===== Data for this task
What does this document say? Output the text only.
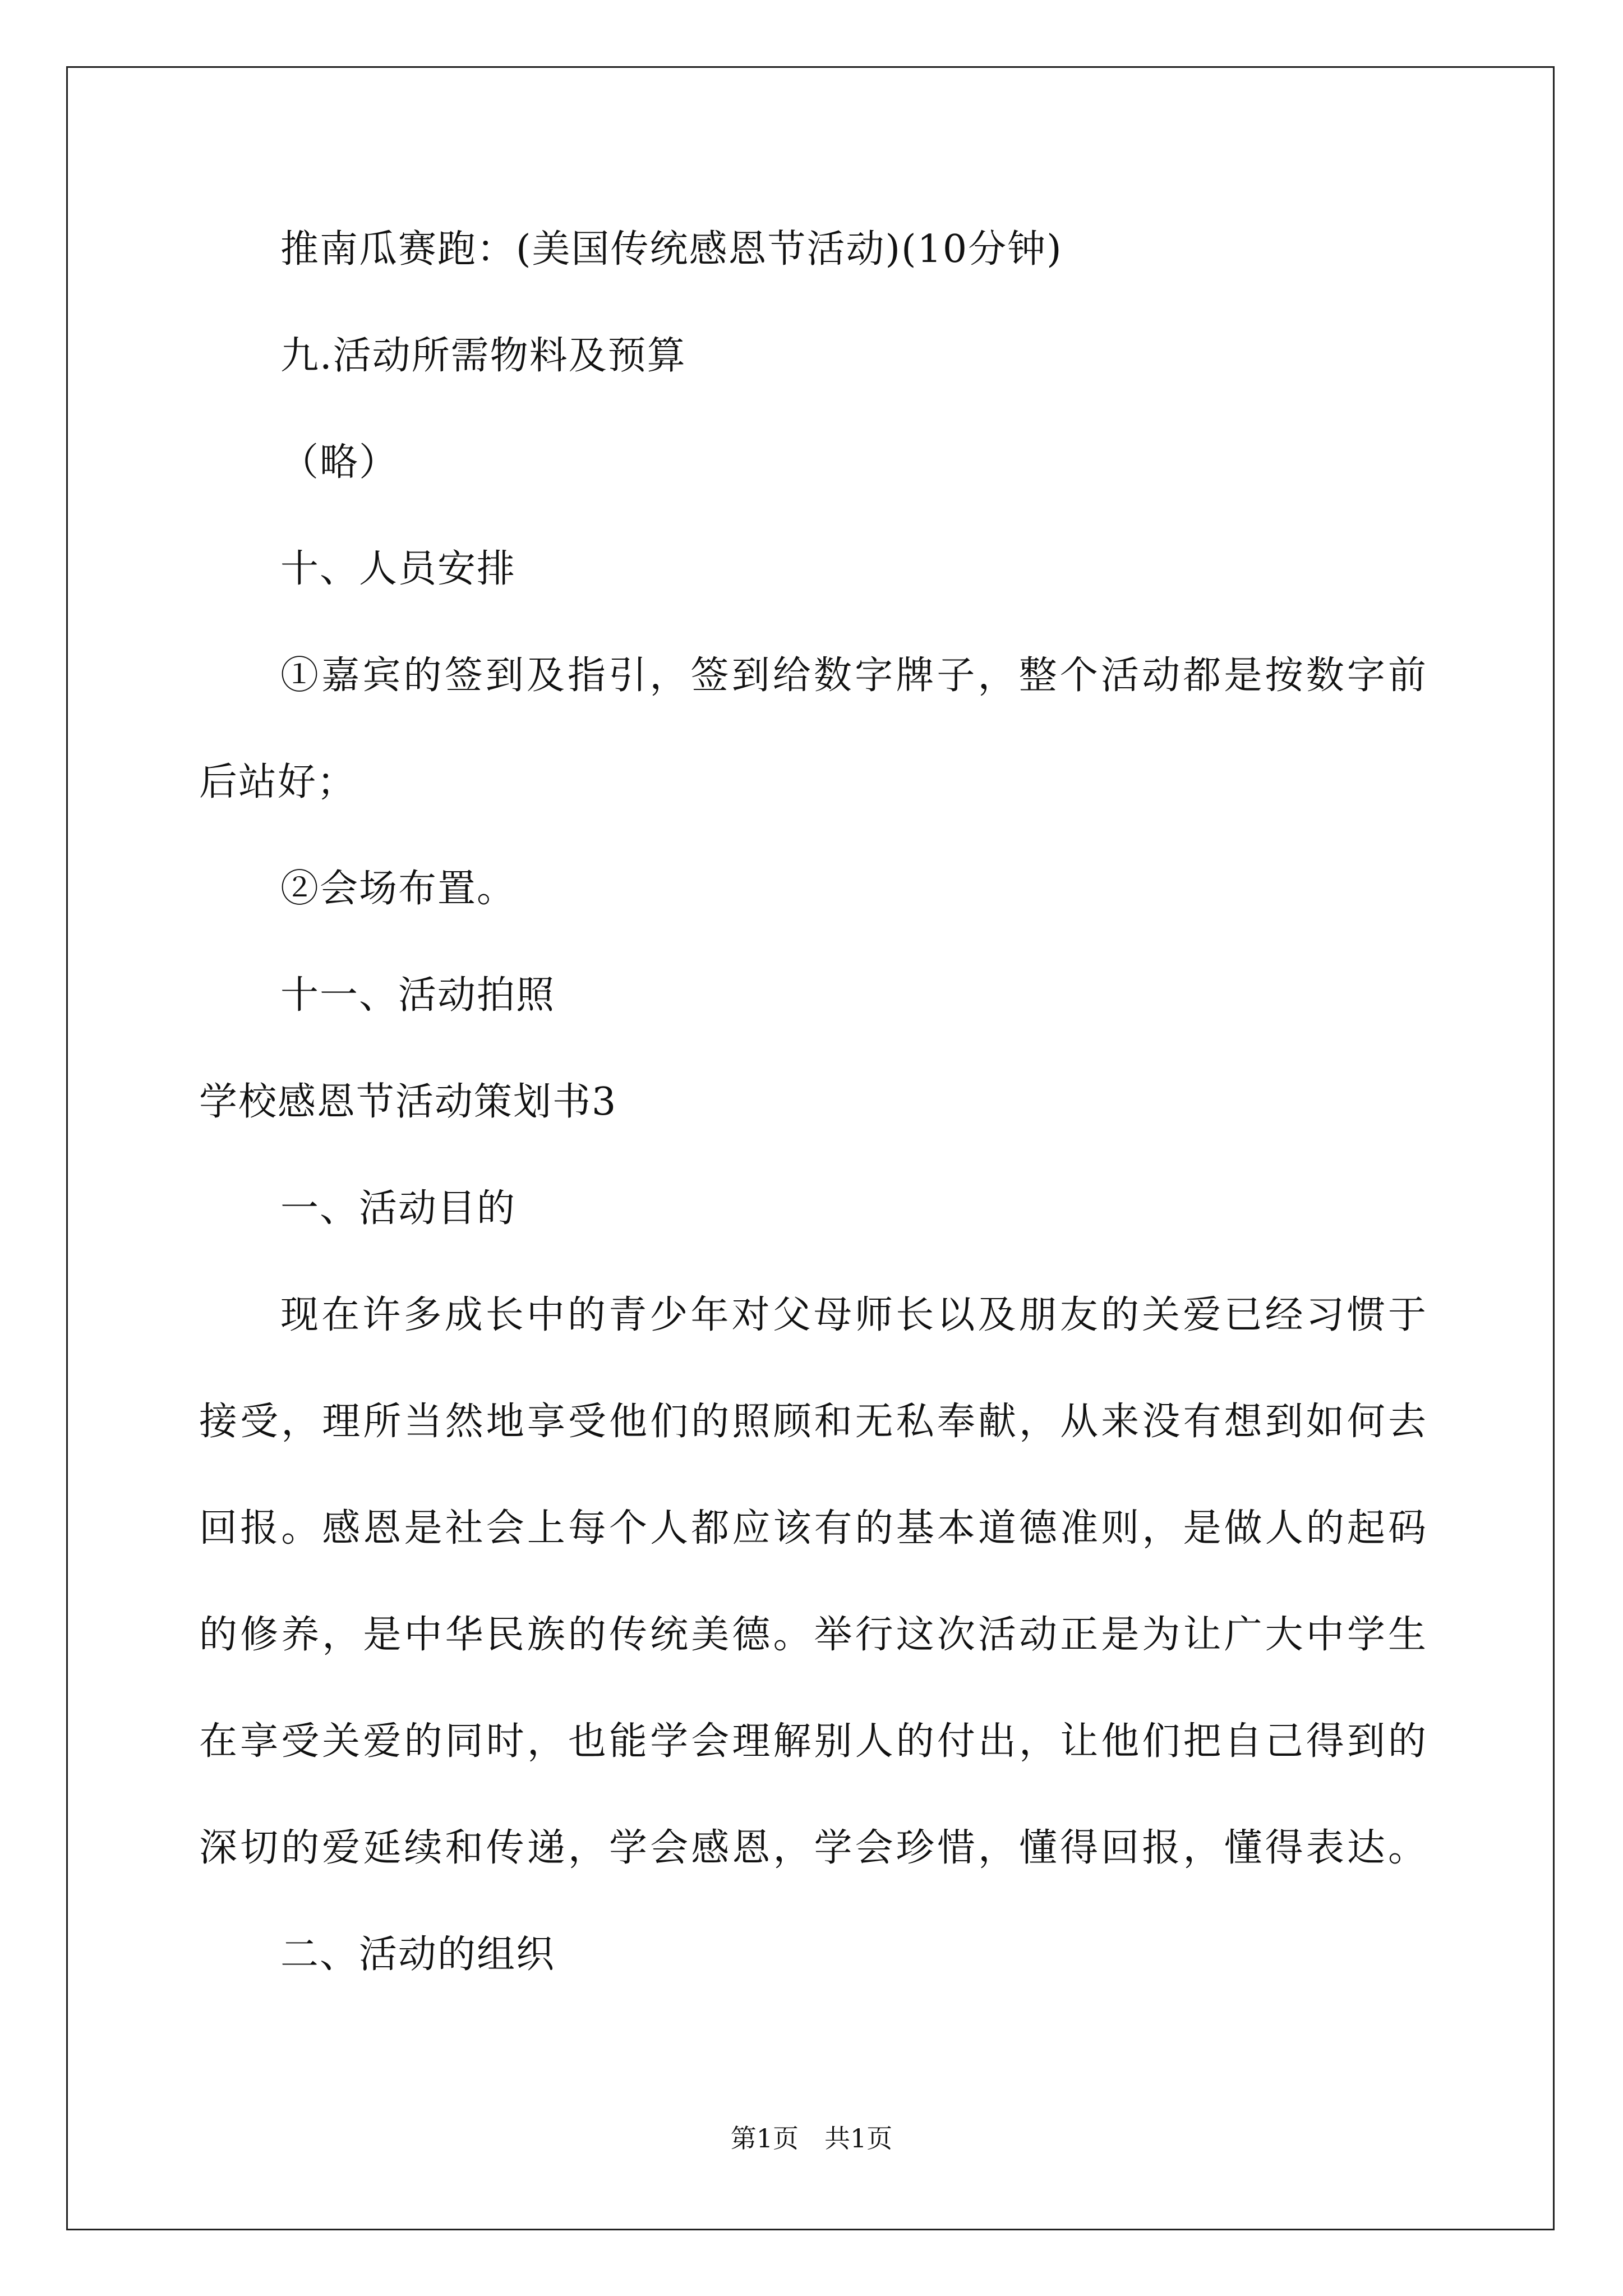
推南瓜赛跑：(美国传统感恩节活动)(10分钟)
九.活动所需物料及预算
（略）
十、人员安排
①嘉宾的签到及指引，签到给数字牌子，整个活动都是按数字前
后站好；
②会场布置。
十一、活动拍照
学校感恩节活动策划书3
一、活动目的
现在许多成长中的青少年对父母师长以及朋友的关爱已经习惯于
接受，理所当然地享受他们的照顾和无私奉献，从来没有想到如何去
回报。感恩是社会上每个人都应该有的基本道德准则，是做人的起码
的修养，是中华民族的传统美德。举行这次活动正是为让广大中学生
在享受关爱的同时，也能学会理解别人的付出，让他们把自己得到的
深切的爱延续和传递，学会感恩，学会珍惜，懂得回报，懂得表达。
二、活动的组织
第1页　共1页
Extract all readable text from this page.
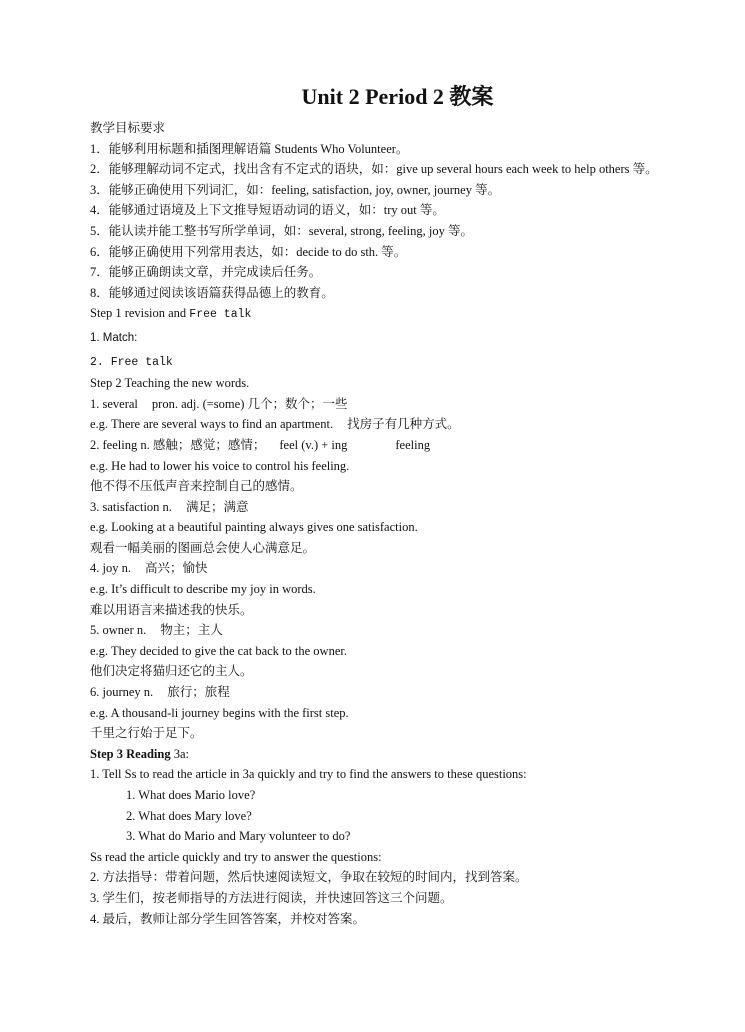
Unit 2 Period 2 教案
教学目标要求
1．能够利用标题和插图理解语篇 Students Who Volunteer。
2．能够理解动词不定式，找出含有不定式的语块，如：give up several hours each week to help others 等。
3．能够正确使用下列词汇，如：feeling, satisfaction, joy, owner, journey 等。
4．能够通过语境及上下文推导短语动词的语义，如：try out 等。
5．能认读并能工整书写所学单词，如：several, strong, feeling, joy 等。
6．能够正确使用下列常用表达，如：decide to do sth. 等。
7．能够正确朗读文章，并完成读后任务。
8．能够通过阅读该语篇获得品德上的教育。
Step 1 revision and Free talk
1. Match:
2. Free talk
Step 2 Teaching the new words.
1. several pron. adj. (=some) 几个；数个；一些
e.g. There are several ways to find an apartment. 找房子有几种方式。
2. feeling n. 感触；感觉；感情； feel (v.) + ing	feeling
e.g. He had to lower his voice to control his feeling.
他不得不压低声音来控制自己的感情。
3. satisfaction n. 满足；满意
e.g. Looking at a beautiful painting always gives one satisfaction.
观看一幅美丽的图画总会使人心满意足。
4. joy n. 高兴；愉快
e.g. It’s difficult to describe my joy in words.
难以用语言来描述我的快乐。
5. owner n. 物主；主人
e.g. They decided to give the cat back to the owner.
他们决定将猫归还它的主人。
6. journey n. 旅行；旅程
e.g. A thousand-li journey begins with the first step.
千里之行始于足下。
Step 3 Reading 3a:
1. Tell Ss to read the article in 3a quickly and try to find the answers to these questions:
1. What does Mario love?
2. What does Mary love?
3. What do Mario and Mary volunteer to do?
Ss read the article quickly and try to answer the questions:
2. 方法指导：带着问题，然后快速阅读短文，争取在较短的时间内，找到答案。
3. 学生们，按老师指导的方法进行阅读，并快速回答这三个问题。
4. 最后，教师让部分学生回答答案，并校对答案。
==========
_Given problem_:
Using the listing above, copy exactly the lines from the one that contains "Extract all readable text from this page." through its last line, both included, but not the pictures.

_Written solution_:
Extract all readable text from this page.
Unit 2 Period 2 教案
教学目标要求
1．能够利用标题和插图理解语篇 Students Who Volunteer。
2．能够理解动词不定式，找出含有不定式的语块，如：give up several hours each week to help others 等。
3．能够正确使用下列词汇，如：feeling, satisfaction, joy, owner, journey 等。
4．能够通过语境及上下文推导短语动词的语义，如：try out 等。
5．能认读并能工整书写所学单词，如：several, strong, feeling, joy 等。
6．能够正确使用下列常用表达，如：decide to do sth. 等。
7．能够正确朗读文章，并完成读后任务。
8．能够通过阅读该语篇获得品德上的教育。
Step 1 revision and Free talk
1. Match:
2. Free talk
Step 2 Teaching the new words.
1. several pron. adj. (=some) 几个；数个；一些
e.g. There are several ways to find an apartment. 找房子有几种方式。
2. feeling n. 感触；感觉；感情； feel (v.) + ing	feeling
e.g. He had to lower his voice to control his feeling.
他不得不压低声音来控制自己的感情。
3. satisfaction n. 满足；满意
e.g. Looking at a beautiful painting always gives one satisfaction.
观看一幅美丽的图画总会使人心满意足。
4. joy n. 高兴；愉快
e.g. It’s difficult to describe my joy in words.
难以用语言来描述我的快乐。
5. owner n. 物主；主人
e.g. They decided to give the cat back to the owner.
他们决定将猫归还它的主人。
6. journey n. 旅行；旅程
e.g. A thousand-li journey begins with the first step.
千里之行始于足下。
Step 3 Reading 3a:
1. Tell Ss to read the article in 3a quickly and try to find the answers to these questions:
1. What does Mario love?
2. What does Mary love?
3. What do Mario and Mary volunteer to do?
Ss read the article quickly and try to answer the questions:
2. 方法指导：带着问题，然后快速阅读短文，争取在较短的时间内，找到答案。
3. 学生们，按老师指导的方法进行阅读，并快速回答这三个问题。
4. 最后，教师让部分学生回答答案，并校对答案。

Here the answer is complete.